● Tasks to carry out:
a) Copy the passage of the blog post on mocking from "In Why your" to "much later. Why?".
b) What rule of mocking does the blog post on mocking restate from the author's earlier post?
#### Text under study ####
November 17, 2025 08:00 AM UTC

November 16, 2025


Ned Batchelder

Why your mock breaks later

In Why your mock doesn’t work I explained this rule of mocking:

Mock where the object is used, not where it’s defined.

That blog post explained why that rule was important: often a mock doesn’t work at all if you do it wrong. But in some cases, the mock will work even if you don’t follow this rule, and then it can break much later. Why?

Let’s say you have code like this:

# user.py

def get_user_settings():
    with open(Path("~/settings.json").expanduser()) as f:
        return json.load(f)

def add_two_settings():
    settings = get_user_settings()
    return settings["opt1"] + settings["opt2"]

You write a simple test:

def test_add_two_settings():
    # NOTE: need to create ~/settings.json for this to work:
    #   {"opt1": 10, "opt2": 7}
    assert add_two_settings() == 17

As the comment in the test points out, the test will only pass if you create the correct settings.json file in your home directory. This is bad: you don’t want to require finicky environments for your tests to pass.
#### Given records ####
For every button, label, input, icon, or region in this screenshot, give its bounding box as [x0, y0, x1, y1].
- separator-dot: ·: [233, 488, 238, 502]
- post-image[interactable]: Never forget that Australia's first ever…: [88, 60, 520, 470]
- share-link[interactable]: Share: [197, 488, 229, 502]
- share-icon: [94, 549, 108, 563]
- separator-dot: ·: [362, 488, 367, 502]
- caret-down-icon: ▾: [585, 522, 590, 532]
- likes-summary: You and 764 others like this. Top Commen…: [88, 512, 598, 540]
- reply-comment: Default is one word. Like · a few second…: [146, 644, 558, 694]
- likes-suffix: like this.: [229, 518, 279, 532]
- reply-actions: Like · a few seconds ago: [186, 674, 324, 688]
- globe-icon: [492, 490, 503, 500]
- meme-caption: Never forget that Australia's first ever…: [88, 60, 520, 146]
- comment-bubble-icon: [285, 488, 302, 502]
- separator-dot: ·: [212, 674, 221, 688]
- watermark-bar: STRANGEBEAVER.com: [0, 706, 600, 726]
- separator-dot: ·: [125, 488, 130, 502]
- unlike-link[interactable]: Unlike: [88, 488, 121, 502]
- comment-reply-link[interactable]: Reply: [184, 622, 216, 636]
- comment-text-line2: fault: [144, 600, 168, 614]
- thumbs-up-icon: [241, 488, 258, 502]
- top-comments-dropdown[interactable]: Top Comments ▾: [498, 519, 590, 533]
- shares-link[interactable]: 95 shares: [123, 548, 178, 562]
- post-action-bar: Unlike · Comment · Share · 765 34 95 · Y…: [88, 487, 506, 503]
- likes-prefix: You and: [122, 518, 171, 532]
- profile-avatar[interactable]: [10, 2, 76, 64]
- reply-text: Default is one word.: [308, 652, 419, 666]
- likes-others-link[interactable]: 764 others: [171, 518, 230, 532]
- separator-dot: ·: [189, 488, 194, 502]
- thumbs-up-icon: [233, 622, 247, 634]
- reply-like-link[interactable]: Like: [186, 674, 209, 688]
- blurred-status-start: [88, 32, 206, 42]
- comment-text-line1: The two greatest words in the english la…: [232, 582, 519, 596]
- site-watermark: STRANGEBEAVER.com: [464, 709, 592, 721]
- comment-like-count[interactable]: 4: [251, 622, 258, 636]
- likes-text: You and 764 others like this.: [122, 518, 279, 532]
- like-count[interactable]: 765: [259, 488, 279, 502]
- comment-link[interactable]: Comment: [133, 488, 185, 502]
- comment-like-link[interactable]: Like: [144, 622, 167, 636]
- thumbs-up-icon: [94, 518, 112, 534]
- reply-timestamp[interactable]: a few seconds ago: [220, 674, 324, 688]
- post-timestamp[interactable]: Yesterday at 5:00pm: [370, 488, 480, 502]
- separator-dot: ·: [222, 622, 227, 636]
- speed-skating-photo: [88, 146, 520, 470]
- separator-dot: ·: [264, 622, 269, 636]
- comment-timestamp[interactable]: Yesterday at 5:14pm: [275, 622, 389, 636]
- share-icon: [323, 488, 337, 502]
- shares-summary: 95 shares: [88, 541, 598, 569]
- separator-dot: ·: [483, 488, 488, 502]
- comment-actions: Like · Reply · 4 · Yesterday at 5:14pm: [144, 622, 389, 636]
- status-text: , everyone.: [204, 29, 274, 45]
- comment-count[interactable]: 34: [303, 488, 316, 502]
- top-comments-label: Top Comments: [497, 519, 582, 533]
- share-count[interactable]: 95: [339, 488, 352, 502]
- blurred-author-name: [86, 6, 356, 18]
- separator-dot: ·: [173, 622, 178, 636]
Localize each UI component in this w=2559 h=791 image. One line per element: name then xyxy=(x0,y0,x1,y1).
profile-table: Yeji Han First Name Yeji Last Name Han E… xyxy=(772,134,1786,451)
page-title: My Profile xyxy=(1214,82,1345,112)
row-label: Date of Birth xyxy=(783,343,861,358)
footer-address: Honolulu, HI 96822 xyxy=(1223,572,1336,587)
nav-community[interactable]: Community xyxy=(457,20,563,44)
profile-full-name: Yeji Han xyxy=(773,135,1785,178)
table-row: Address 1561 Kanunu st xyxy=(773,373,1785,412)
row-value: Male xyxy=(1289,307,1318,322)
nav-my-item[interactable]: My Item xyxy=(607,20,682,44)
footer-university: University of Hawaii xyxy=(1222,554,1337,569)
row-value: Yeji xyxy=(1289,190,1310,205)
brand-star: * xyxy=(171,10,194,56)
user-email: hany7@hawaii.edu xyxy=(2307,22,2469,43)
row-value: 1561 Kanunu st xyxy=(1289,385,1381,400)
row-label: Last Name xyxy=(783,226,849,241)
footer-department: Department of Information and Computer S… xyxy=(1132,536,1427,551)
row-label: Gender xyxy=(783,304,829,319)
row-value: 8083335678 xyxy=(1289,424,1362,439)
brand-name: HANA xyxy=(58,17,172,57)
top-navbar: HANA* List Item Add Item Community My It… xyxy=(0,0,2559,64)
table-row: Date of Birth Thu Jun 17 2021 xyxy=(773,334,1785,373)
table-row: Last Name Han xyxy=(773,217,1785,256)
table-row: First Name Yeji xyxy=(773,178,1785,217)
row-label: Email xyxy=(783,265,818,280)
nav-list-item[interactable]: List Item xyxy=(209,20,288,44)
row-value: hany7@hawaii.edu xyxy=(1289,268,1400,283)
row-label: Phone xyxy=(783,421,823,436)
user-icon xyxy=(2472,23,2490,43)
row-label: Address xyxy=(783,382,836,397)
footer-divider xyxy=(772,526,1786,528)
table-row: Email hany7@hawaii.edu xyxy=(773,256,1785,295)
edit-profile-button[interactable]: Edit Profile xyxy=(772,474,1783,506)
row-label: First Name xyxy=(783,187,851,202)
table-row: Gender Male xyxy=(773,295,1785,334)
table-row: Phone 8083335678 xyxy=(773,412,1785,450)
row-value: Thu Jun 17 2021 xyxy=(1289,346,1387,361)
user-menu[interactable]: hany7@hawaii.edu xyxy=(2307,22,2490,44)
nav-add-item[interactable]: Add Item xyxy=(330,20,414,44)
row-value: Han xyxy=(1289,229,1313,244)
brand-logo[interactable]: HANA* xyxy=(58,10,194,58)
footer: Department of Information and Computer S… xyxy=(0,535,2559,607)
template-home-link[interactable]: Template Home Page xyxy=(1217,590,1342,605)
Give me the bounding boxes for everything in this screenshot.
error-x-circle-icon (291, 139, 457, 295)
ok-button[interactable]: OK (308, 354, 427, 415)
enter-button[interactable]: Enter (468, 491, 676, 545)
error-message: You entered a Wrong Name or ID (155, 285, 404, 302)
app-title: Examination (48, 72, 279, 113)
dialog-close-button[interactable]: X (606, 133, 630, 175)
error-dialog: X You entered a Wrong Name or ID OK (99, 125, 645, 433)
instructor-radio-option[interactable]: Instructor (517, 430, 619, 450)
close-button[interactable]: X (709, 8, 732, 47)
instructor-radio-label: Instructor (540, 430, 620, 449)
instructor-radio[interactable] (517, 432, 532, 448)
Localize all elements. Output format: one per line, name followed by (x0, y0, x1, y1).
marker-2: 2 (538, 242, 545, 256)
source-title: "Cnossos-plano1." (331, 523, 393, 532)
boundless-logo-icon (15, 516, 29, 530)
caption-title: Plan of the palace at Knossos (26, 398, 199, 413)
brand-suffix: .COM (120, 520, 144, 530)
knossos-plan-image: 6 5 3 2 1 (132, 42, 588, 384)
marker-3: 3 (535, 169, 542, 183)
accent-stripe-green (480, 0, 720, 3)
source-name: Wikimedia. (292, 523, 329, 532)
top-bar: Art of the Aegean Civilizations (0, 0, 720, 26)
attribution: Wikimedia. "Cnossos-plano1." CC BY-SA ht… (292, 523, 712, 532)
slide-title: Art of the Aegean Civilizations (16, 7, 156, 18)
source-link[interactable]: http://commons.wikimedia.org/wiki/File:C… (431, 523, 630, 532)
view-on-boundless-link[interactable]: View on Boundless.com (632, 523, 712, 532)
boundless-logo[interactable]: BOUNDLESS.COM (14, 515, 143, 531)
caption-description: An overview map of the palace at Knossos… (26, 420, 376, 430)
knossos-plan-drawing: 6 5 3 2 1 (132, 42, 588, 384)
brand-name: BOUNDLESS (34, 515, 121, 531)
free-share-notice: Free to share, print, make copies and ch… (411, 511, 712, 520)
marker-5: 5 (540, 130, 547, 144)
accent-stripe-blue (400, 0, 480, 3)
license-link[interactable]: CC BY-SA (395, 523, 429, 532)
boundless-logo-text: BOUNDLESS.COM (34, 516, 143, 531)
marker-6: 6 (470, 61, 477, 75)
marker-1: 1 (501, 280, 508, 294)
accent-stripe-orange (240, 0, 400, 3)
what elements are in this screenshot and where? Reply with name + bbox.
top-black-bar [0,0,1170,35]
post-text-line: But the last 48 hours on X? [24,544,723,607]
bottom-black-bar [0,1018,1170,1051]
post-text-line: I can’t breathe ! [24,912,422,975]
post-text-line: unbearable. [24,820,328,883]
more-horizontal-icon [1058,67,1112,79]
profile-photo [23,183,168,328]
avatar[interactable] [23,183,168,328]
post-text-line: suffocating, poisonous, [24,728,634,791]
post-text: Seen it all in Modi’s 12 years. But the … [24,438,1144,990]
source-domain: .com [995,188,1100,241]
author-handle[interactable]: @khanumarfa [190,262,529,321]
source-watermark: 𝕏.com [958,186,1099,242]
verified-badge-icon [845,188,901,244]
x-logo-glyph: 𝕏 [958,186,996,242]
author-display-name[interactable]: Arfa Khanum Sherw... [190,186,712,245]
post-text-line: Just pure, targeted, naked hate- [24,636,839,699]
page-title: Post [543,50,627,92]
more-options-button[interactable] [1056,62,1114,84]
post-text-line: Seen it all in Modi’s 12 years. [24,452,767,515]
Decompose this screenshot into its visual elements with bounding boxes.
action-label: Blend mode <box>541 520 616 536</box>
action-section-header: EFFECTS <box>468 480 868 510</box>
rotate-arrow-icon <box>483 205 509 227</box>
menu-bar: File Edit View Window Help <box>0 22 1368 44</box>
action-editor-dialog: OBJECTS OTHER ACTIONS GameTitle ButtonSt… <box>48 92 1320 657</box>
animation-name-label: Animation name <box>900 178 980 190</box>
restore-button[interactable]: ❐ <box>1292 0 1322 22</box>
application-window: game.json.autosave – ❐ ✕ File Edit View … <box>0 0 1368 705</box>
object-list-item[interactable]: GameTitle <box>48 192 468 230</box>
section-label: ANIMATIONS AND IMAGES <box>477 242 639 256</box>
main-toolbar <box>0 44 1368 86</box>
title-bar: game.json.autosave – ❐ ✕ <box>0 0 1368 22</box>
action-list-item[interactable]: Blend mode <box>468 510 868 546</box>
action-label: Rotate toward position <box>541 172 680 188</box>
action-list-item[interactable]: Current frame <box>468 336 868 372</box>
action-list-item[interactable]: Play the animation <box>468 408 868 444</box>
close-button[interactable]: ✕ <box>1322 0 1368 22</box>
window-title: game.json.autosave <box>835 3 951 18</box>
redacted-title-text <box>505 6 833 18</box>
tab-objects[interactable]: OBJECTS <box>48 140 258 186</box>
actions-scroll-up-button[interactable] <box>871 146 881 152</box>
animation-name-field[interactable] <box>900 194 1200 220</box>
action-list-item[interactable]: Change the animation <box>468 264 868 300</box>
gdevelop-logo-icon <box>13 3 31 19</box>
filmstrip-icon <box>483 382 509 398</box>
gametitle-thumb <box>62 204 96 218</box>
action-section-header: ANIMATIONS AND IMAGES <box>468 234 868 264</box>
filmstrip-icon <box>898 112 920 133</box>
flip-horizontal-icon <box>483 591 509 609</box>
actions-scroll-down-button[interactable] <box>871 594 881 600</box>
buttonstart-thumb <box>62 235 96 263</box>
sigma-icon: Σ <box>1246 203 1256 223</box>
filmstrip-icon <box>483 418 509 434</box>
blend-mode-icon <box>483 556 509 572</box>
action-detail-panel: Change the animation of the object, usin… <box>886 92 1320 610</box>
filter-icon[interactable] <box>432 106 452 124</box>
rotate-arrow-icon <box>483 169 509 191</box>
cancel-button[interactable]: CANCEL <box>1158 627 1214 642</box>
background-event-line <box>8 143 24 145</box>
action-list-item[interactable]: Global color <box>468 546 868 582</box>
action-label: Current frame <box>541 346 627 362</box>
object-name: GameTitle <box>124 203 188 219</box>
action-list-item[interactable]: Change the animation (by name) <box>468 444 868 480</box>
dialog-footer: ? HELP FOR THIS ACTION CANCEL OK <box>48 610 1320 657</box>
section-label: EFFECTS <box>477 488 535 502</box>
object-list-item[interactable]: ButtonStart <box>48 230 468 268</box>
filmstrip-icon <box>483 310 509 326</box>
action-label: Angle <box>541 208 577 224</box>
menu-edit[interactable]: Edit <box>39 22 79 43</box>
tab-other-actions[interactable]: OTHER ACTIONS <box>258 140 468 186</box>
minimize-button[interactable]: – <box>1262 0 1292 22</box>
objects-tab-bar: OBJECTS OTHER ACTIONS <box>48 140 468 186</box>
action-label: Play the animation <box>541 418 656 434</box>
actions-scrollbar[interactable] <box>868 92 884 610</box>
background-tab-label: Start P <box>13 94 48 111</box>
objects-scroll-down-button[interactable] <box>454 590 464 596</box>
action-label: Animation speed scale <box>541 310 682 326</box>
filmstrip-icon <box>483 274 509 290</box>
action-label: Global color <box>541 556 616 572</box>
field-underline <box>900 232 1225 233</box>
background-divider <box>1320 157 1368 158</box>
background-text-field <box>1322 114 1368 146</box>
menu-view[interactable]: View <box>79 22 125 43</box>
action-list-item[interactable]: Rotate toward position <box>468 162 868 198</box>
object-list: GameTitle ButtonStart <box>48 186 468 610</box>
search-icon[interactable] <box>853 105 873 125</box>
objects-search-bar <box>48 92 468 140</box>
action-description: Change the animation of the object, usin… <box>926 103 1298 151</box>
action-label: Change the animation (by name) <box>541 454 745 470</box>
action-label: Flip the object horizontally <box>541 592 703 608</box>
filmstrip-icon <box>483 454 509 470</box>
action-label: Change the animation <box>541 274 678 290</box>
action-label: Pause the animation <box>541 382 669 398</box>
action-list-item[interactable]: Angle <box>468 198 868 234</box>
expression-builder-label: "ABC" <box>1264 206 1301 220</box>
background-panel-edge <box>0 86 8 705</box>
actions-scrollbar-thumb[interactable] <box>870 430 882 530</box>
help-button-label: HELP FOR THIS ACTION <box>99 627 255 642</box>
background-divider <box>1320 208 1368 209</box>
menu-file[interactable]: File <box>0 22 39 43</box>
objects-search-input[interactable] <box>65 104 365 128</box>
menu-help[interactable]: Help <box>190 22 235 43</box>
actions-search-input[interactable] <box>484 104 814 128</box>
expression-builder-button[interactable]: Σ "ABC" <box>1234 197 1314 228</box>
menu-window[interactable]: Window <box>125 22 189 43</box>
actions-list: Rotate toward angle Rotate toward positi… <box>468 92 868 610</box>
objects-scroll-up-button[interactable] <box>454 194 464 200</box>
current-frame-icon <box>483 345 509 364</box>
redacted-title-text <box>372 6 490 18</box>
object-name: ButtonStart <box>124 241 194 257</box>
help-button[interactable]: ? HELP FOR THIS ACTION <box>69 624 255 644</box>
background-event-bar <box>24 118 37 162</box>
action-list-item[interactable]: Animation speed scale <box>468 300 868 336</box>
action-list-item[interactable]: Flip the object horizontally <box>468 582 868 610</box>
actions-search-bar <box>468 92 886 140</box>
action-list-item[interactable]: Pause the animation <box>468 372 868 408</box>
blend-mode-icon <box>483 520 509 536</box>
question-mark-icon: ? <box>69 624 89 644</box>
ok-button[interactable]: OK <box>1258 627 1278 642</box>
####
● Set of answers:
a)
In Why your mock doesn’t work I explained this rule of mocking:

Mock where the object is used, not where it’s defined.

That blog post explained why that rule was important: often a mock doesn’t work at all if you do it wrong. But in some cases, the mock will work even if you don’t follow this rule, and then it can break much later. Why?

b) Mock where the object is used, not where it's defined.